** What is needed **
Report how many lines include the word "HOSE", and nothing besides that number.

** BEGIN Data for this exercise **

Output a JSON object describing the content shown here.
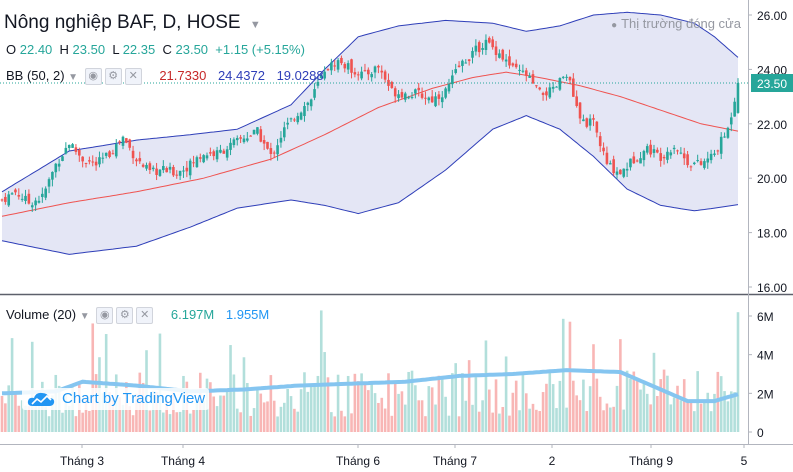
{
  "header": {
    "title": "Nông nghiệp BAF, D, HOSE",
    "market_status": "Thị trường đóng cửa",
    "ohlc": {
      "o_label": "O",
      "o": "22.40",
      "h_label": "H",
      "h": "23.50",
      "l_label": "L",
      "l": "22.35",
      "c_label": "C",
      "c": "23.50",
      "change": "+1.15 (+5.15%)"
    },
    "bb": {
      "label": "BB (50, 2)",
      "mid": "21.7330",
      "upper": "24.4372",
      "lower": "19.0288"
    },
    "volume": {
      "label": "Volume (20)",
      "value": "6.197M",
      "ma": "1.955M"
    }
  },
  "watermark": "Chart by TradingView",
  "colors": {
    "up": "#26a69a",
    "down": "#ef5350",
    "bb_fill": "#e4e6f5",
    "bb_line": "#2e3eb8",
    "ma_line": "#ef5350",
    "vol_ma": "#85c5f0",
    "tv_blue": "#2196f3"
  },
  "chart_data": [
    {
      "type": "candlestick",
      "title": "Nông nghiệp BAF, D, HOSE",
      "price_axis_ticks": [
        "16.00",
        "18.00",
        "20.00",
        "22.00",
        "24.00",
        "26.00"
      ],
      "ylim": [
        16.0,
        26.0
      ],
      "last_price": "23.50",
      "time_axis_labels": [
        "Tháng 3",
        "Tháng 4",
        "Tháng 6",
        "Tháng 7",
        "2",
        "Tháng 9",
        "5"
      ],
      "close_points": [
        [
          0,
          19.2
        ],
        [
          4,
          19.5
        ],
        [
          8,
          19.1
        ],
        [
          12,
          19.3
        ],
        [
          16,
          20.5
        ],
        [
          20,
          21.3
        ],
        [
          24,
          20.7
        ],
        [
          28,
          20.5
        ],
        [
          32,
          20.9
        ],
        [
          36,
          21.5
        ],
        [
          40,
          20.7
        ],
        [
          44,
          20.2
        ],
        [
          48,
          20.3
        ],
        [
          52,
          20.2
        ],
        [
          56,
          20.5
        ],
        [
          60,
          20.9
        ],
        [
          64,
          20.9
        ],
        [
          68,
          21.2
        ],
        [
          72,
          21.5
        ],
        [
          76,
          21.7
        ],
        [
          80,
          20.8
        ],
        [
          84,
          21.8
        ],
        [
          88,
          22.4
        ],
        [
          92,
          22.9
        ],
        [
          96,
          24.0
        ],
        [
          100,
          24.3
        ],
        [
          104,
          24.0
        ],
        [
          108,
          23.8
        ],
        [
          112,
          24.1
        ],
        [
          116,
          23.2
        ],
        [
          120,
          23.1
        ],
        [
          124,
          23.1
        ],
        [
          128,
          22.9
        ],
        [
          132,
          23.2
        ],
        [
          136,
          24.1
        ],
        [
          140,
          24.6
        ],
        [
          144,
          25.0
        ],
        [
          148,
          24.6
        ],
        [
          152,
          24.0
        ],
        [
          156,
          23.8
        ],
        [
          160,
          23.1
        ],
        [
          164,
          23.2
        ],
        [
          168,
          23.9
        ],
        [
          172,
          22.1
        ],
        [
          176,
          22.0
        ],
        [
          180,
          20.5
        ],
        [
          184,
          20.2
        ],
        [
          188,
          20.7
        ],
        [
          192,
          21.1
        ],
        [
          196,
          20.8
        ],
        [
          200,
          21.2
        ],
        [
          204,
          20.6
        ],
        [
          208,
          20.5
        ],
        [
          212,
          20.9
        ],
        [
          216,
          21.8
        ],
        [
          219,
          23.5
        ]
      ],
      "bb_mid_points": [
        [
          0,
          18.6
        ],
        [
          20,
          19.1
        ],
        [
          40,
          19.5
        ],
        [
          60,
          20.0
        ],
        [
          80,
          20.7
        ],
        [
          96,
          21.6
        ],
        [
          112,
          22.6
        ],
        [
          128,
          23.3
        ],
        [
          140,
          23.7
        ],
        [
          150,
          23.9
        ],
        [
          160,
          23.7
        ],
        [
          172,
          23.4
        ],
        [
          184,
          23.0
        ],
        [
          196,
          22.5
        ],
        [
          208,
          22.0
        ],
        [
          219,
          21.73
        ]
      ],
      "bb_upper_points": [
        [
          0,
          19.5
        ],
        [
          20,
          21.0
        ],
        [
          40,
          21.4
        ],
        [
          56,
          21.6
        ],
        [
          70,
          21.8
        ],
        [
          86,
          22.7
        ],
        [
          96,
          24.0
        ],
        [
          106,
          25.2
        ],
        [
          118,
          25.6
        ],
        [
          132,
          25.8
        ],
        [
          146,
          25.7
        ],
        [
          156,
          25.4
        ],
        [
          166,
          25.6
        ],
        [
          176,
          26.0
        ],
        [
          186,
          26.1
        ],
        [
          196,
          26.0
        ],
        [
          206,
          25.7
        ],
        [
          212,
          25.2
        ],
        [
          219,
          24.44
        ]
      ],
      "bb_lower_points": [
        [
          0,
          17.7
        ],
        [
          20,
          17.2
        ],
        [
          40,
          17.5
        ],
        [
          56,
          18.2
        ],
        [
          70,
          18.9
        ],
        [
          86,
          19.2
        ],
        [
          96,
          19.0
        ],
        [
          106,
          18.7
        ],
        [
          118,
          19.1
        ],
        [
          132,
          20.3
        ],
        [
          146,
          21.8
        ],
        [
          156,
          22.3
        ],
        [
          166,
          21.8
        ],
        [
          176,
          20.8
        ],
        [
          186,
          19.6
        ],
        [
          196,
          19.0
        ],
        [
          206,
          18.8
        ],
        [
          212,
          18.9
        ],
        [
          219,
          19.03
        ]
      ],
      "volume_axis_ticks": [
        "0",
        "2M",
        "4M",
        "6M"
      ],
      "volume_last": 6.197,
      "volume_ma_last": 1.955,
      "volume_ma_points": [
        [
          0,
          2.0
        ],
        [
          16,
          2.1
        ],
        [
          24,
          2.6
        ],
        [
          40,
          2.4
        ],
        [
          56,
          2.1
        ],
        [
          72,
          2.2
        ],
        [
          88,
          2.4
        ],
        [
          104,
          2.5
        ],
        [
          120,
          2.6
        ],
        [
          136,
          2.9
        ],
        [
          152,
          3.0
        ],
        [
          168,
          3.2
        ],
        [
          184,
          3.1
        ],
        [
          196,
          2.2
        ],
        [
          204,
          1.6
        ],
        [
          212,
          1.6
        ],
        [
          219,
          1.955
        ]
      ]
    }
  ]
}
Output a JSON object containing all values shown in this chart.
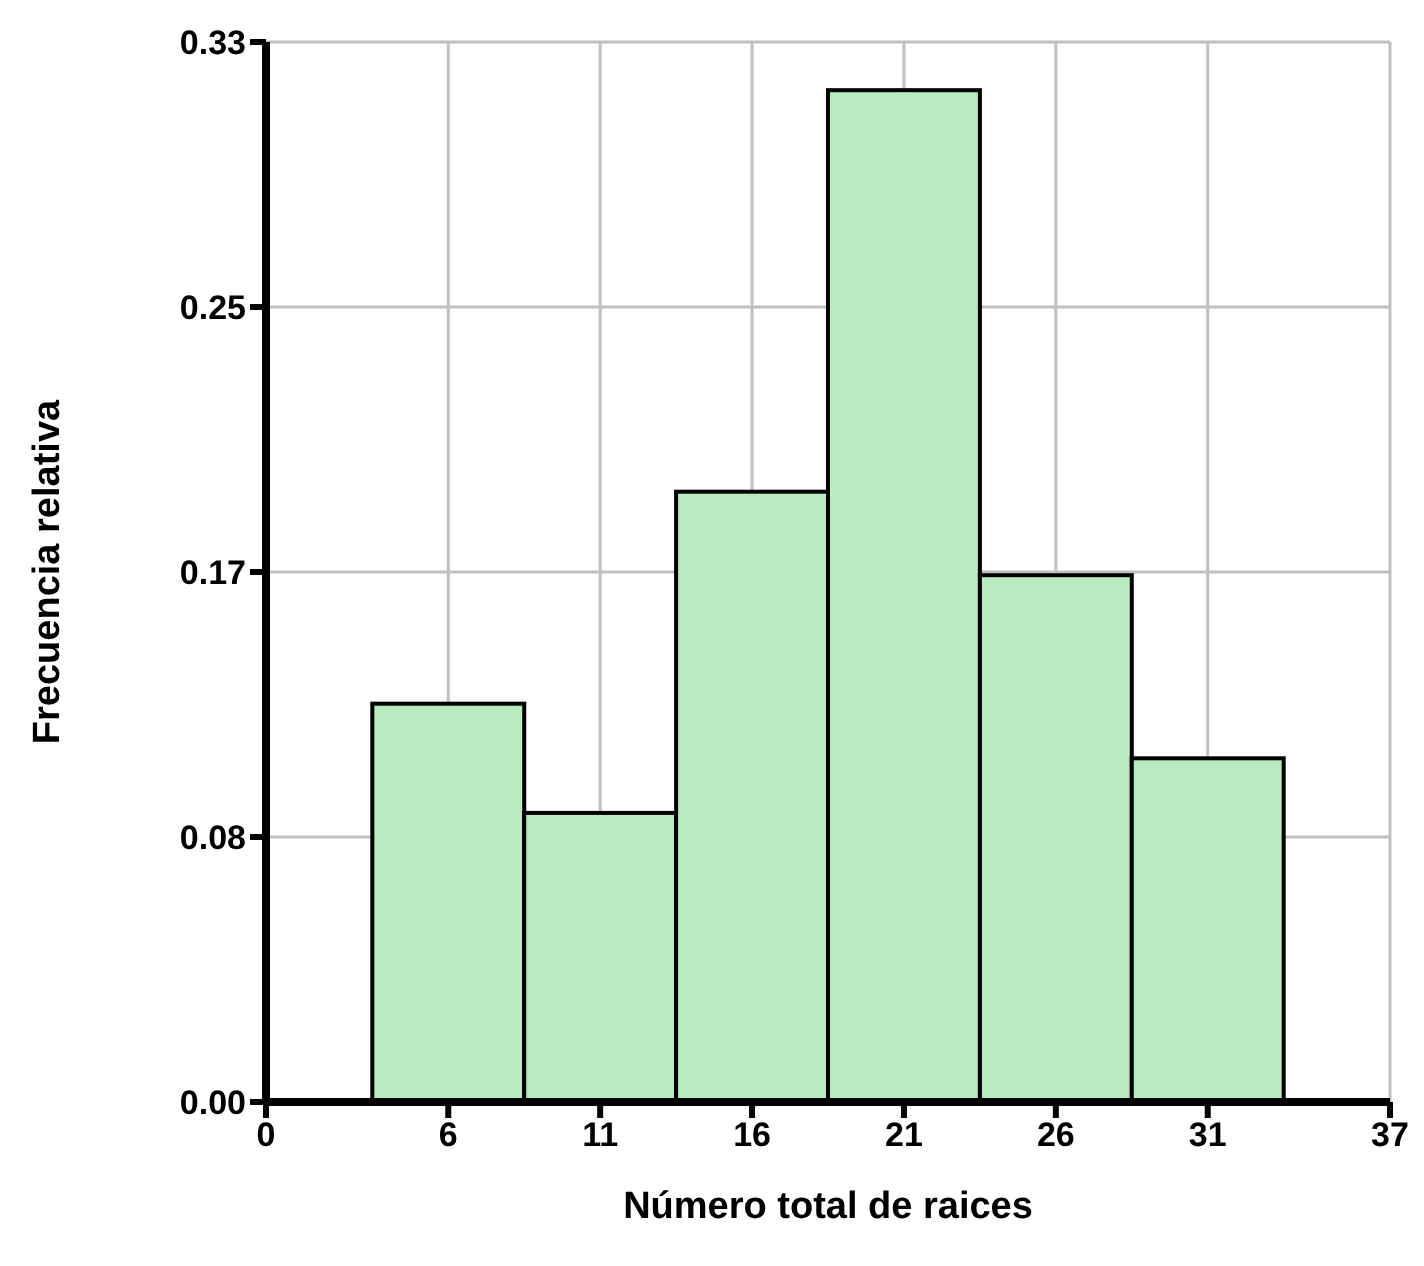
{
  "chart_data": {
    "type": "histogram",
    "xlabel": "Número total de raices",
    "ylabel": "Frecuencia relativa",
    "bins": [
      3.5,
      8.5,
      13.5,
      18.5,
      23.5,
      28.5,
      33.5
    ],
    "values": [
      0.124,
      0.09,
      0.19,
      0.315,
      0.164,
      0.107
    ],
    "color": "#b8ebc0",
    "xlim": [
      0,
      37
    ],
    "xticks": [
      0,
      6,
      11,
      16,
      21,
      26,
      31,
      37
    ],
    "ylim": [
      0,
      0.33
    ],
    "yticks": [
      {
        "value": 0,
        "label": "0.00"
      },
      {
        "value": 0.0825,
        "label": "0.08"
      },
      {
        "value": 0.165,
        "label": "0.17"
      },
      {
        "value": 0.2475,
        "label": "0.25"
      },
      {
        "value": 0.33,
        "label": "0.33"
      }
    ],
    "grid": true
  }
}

** END Data for this exercise **

** Answer **
2